In the entries below, count every line that has the string "DIOCESE", and answer with that count alone.

Entries of transcribed document text
§
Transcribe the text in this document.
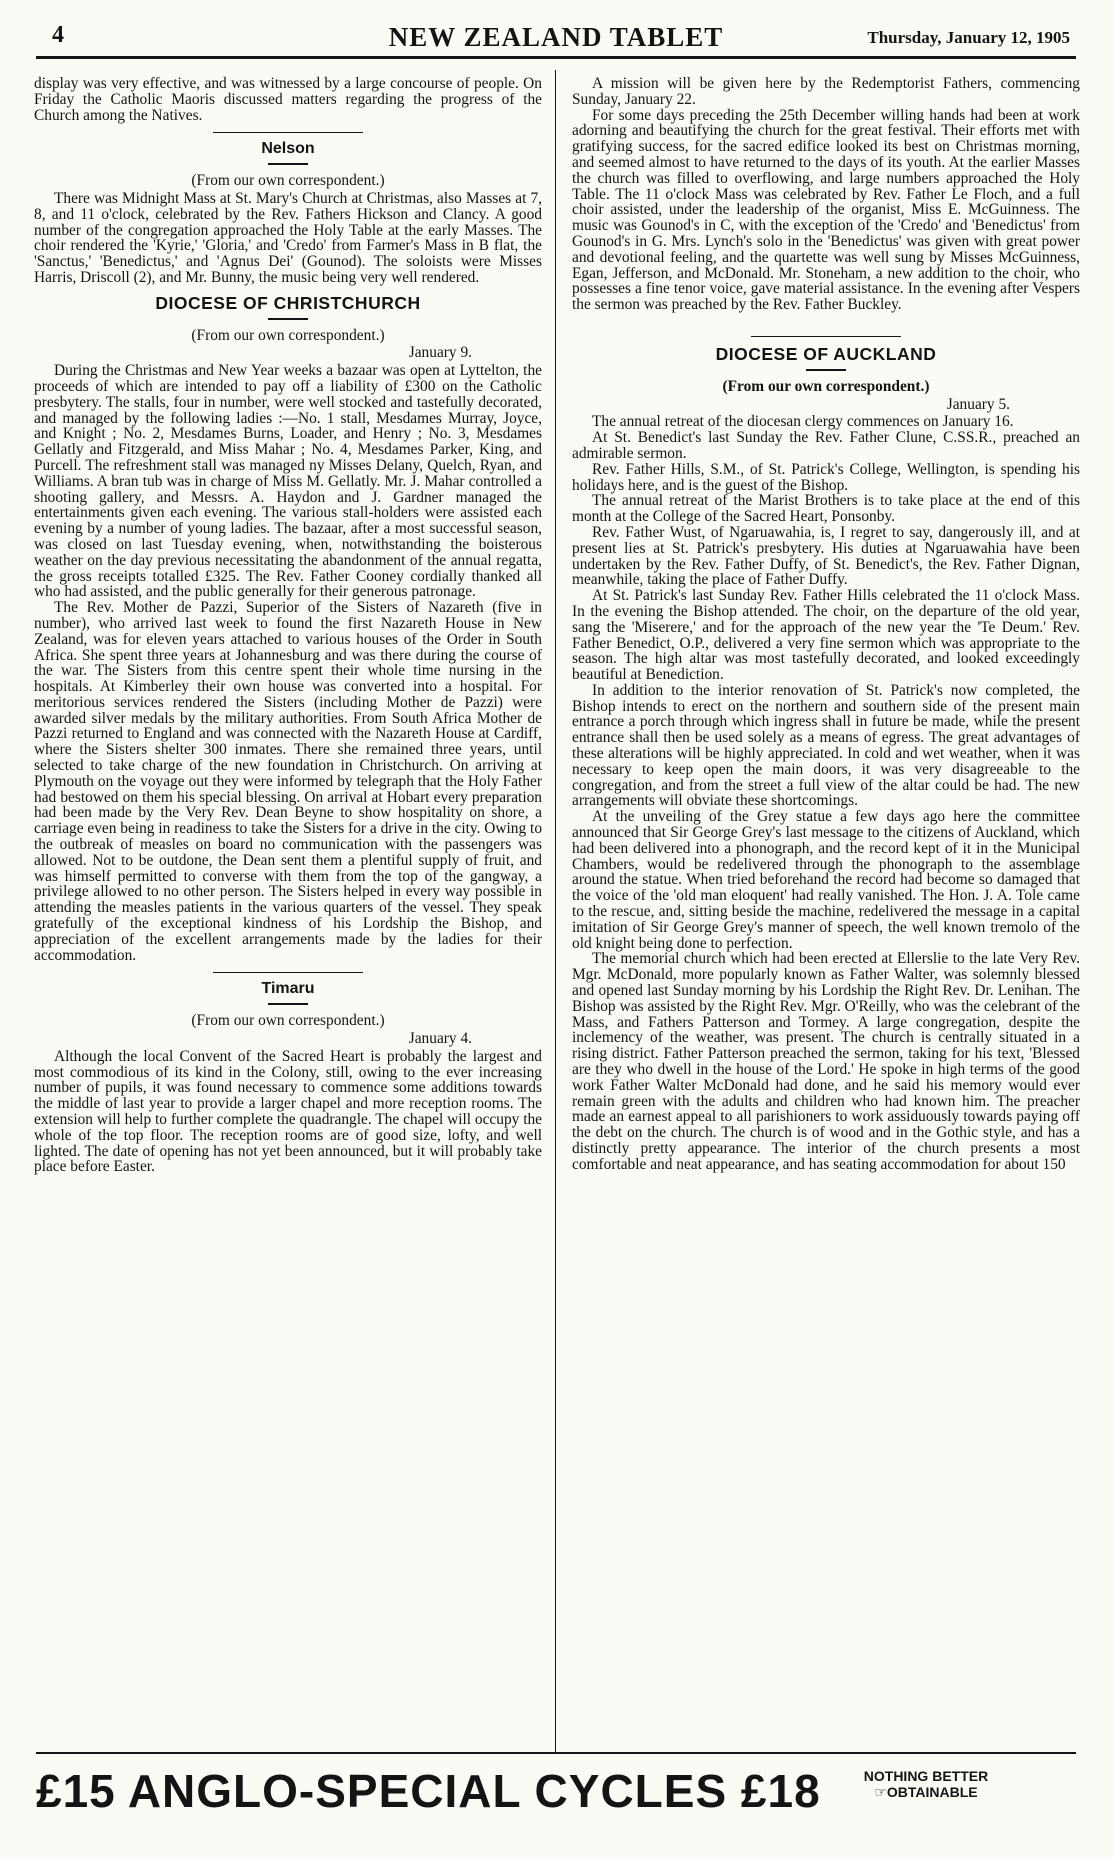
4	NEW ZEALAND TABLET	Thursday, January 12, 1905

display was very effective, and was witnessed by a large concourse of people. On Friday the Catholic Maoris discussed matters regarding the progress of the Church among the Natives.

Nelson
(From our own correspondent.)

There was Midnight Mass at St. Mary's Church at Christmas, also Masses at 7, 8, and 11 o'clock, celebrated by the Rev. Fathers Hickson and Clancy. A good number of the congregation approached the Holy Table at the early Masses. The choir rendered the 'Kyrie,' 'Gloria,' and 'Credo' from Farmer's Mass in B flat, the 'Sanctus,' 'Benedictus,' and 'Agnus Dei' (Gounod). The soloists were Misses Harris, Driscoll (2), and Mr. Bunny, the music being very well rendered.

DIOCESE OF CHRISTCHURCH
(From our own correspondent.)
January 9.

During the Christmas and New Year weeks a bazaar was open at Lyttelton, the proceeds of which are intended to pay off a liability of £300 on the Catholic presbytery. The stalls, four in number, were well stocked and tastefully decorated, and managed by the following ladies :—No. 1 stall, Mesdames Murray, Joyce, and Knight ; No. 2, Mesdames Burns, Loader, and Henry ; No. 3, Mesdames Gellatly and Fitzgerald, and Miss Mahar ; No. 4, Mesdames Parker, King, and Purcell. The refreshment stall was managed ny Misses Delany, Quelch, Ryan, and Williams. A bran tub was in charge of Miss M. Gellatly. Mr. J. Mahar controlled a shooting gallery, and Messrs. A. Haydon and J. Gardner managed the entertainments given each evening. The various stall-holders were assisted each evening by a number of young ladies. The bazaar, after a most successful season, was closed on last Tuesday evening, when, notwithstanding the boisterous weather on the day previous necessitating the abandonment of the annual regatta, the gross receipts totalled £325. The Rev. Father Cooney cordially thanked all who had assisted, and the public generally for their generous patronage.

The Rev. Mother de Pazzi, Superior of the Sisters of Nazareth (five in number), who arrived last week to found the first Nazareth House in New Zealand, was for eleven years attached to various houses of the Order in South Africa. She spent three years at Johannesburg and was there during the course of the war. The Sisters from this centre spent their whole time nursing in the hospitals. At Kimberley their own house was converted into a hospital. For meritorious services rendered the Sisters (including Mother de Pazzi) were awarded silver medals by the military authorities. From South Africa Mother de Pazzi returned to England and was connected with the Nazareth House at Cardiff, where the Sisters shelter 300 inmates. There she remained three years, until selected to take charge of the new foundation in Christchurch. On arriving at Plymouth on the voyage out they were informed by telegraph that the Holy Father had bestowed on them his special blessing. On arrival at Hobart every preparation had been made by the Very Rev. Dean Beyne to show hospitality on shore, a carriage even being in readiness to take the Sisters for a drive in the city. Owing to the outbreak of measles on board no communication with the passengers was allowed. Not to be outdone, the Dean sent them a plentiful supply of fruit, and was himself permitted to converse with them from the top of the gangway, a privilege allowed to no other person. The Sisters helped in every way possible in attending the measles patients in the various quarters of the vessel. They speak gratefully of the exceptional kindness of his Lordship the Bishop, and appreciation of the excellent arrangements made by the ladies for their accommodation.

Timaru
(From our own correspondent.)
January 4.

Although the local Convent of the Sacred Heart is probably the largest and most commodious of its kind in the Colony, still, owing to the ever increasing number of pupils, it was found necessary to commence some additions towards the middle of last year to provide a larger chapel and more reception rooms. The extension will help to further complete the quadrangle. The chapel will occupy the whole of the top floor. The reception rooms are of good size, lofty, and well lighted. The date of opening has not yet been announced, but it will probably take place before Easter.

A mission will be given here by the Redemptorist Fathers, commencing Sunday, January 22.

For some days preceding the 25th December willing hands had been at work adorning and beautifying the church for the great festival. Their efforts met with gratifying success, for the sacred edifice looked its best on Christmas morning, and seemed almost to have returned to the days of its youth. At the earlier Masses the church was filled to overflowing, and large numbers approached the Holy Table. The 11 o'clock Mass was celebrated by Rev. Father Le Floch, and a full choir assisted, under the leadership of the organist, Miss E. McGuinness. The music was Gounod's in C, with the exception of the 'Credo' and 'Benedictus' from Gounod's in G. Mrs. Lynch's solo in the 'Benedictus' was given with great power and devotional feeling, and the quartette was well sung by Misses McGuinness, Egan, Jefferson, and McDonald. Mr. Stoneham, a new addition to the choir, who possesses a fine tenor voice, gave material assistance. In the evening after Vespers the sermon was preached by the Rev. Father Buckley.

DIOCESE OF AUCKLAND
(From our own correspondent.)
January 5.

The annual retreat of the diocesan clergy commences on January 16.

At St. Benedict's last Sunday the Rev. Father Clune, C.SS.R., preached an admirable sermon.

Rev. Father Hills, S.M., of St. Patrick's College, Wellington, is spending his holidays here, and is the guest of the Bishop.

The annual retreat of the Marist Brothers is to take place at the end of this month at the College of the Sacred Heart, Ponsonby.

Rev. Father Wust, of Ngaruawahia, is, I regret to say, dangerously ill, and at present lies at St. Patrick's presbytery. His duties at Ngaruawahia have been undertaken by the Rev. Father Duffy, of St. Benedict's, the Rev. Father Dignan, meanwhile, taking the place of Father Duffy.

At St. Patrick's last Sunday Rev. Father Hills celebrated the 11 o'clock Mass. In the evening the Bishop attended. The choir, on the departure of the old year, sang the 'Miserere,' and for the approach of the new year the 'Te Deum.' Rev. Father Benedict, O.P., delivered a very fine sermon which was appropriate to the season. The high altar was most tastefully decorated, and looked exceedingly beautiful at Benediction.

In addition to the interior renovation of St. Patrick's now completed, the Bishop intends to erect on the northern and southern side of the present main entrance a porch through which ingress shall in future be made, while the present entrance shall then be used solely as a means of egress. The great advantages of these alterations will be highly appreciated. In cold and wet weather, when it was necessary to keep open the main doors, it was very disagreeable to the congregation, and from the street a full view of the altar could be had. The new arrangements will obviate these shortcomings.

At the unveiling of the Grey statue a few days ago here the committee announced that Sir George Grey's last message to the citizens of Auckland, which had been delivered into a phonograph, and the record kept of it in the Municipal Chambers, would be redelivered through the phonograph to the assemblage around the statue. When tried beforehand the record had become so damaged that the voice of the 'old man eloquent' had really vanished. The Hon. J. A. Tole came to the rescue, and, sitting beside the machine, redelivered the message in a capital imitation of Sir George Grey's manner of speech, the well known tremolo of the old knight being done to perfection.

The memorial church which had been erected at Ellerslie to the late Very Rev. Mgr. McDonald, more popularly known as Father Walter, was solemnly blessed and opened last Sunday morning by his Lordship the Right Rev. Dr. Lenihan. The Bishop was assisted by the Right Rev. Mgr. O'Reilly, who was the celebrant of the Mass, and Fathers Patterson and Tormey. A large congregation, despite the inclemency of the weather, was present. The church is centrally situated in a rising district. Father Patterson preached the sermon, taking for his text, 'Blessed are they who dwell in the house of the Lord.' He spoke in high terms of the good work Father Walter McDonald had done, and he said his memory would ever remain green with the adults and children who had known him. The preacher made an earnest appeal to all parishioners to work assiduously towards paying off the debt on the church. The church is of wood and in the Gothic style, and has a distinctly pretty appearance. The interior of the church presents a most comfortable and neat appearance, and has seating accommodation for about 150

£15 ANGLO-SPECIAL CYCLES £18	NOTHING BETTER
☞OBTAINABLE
§
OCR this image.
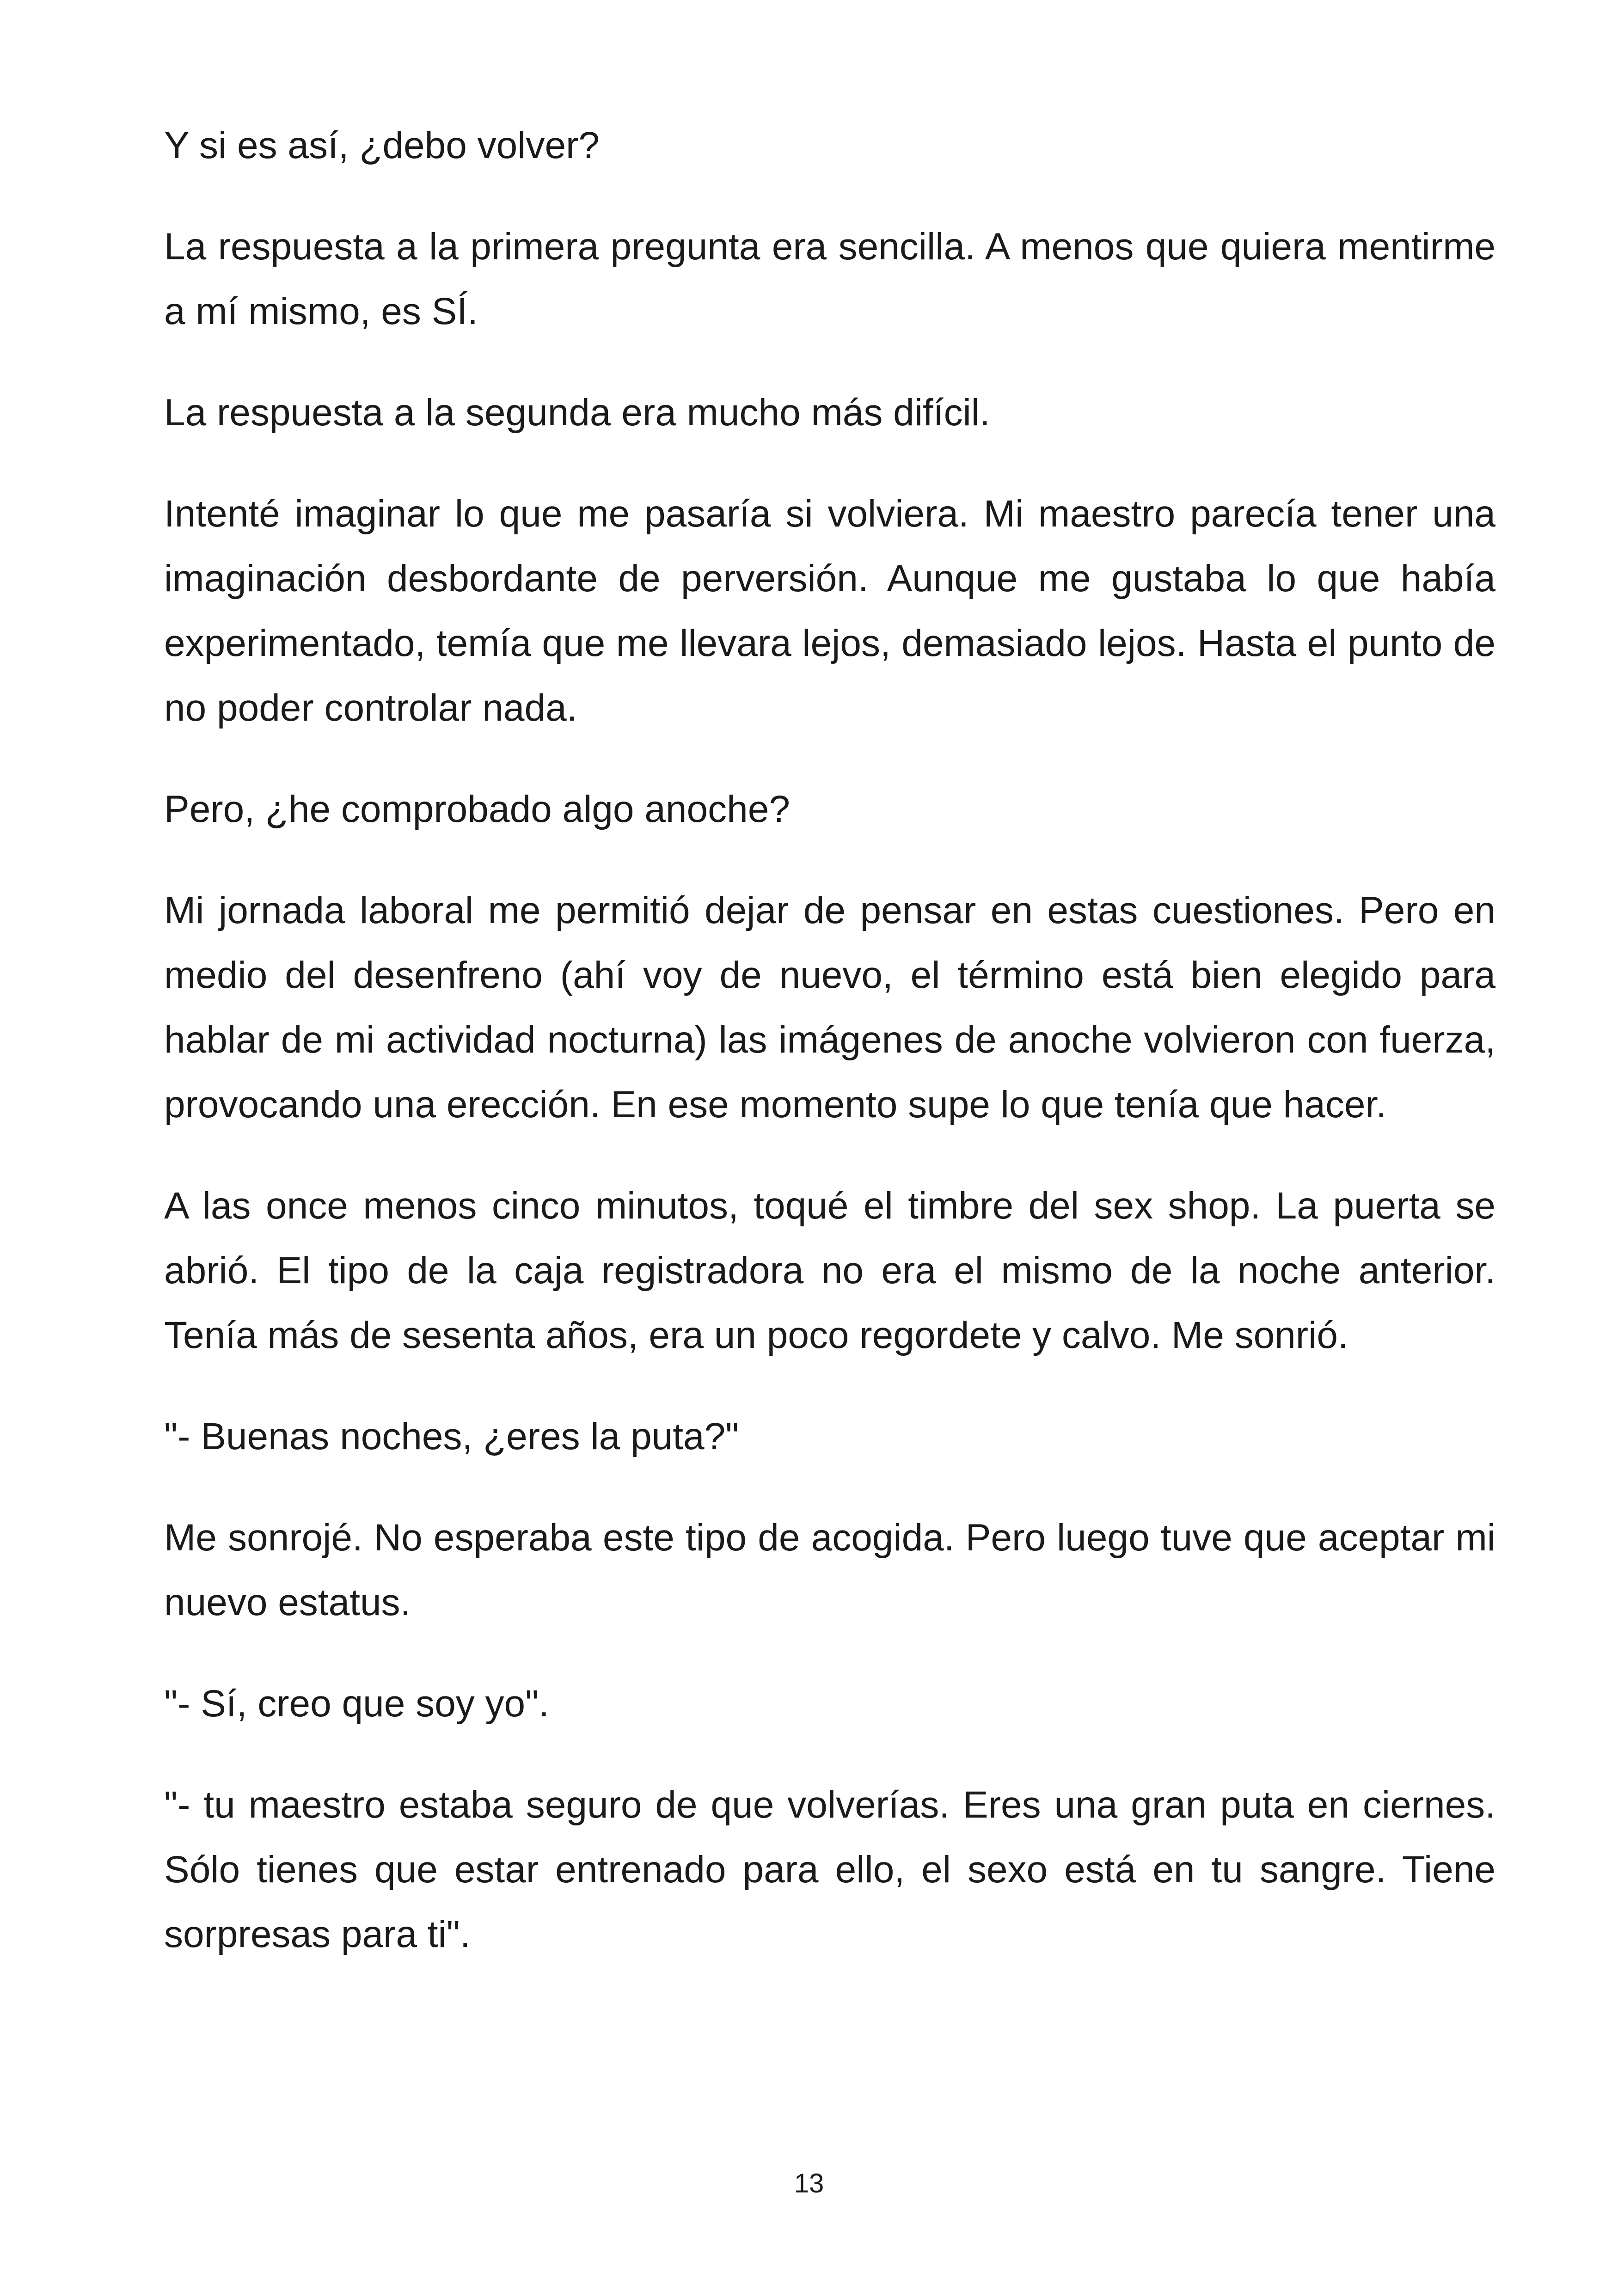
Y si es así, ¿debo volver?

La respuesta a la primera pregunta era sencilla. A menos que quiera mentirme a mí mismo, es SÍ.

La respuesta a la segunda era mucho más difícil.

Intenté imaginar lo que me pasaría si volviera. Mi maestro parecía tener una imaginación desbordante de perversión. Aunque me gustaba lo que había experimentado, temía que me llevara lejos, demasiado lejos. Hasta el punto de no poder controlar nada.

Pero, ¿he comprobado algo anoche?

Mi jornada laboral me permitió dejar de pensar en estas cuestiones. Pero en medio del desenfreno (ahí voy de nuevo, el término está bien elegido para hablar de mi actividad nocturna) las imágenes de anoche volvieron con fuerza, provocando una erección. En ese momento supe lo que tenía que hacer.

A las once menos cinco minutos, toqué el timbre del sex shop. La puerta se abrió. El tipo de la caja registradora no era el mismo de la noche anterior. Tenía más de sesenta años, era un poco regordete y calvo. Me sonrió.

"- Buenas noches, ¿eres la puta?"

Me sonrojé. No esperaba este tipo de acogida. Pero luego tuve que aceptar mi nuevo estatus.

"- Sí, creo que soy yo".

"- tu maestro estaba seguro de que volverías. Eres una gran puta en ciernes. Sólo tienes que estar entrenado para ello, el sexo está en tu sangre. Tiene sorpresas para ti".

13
§
## RESPONSE TO THE TASK
2